===== Data provided

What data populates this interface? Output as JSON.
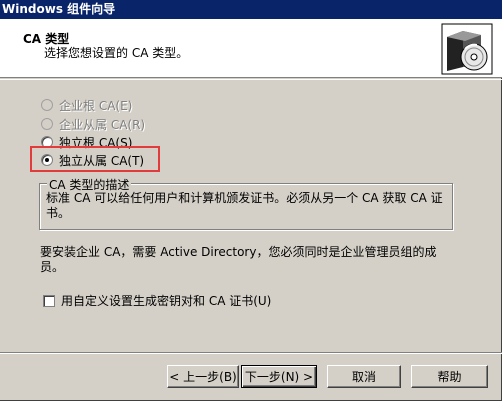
{
  "window": {
    "title": "Windows 组件向导"
  },
  "header": {
    "title": "CA 类型",
    "subtitle": "选择您想设置的 CA 类型。",
    "icon": "cd-setup-box-icon"
  },
  "ca_types": {
    "options": [
      {
        "label": "企业根 CA(E)",
        "enabled": false,
        "selected": false
      },
      {
        "label": "企业从属 CA(R)",
        "enabled": false,
        "selected": false
      },
      {
        "label": "独立根 CA(S)",
        "enabled": true,
        "selected": false
      },
      {
        "label": "独立从属 CA(T)",
        "enabled": true,
        "selected": true
      }
    ]
  },
  "description": {
    "legend": "CA 类型的描述",
    "text": "标准 CA 可以给任何用户和计算机颁发证书。必须从另一个 CA 获取 CA 证书。"
  },
  "info": "要安装企业 CA，需要 Active Directory，您必须同时是企业管理员组的成员。",
  "custom_keys": {
    "label": "用自定义设置生成密钥对和 CA 证书(U)",
    "checked": false
  },
  "buttons": {
    "back": "< 上一步(B)",
    "next": "下一步(N) >",
    "cancel": "取消",
    "help": "帮助"
  },
  "colors": {
    "title_bar": "#0a246a",
    "dialog_face": "#d4d0c8",
    "highlight_box": "#e23b3b"
  }
}
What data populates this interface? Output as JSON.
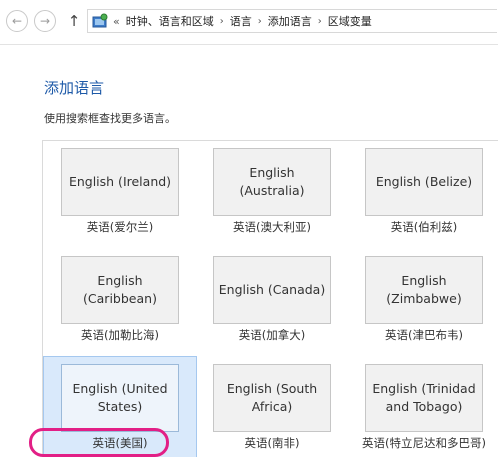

==========

- _Objective_
Without the pictures, transcribe the listing above exactly.

- _Response_
What data populates this interface? Output as JSON.
{
  "window": {
    "title": "Windows 组件向导"
  },
  "header": {
    "title": "CA 类型",
    "subtitle": "选择您想设置的 CA 类型。",
    "icon": "cd-setup-box-icon"
  },
  "ca_types": {
    "options": [
      {
        "label": "企业根 CA(E)",
        "enabled": false,
        "selected": false
      },
      {
        "label": "企业从属 CA(R)",
        "enabled": false,
        "selected": false
      },
      {
        "label": "独立根 CA(S)",
        "enabled": true,
        "selected": false
      },
      {
        "label": "独立从属 CA(T)",
        "enabled": true,
        "selected": true
      }
    ]
  },
  "description": {
    "legend": "CA 类型的描述",
    "text": "标准 CA 可以给任何用户和计算机颁发证书。必须从另一个 CA 获取 CA 证书。"
  },
  "info": "要安装企业 CA，需要 Active Directory，您必须同时是企业管理员组的成员。",
  "custom_keys": {
    "label": "用自定义设置生成密钥对和 CA 证书(U)",
    "checked": false
  },
  "buttons": {
    "back": "< 上一步(B)",
    "next": "下一步(N) >",
    "cancel": "取消",
    "help": "帮助"
  },
  "colors": {
    "title_bar": "#0a246a",
    "dialog_face": "#d4d0c8",
    "highlight_box": "#e23b3b"
  }
}
What data populates this interface? Output as JSON.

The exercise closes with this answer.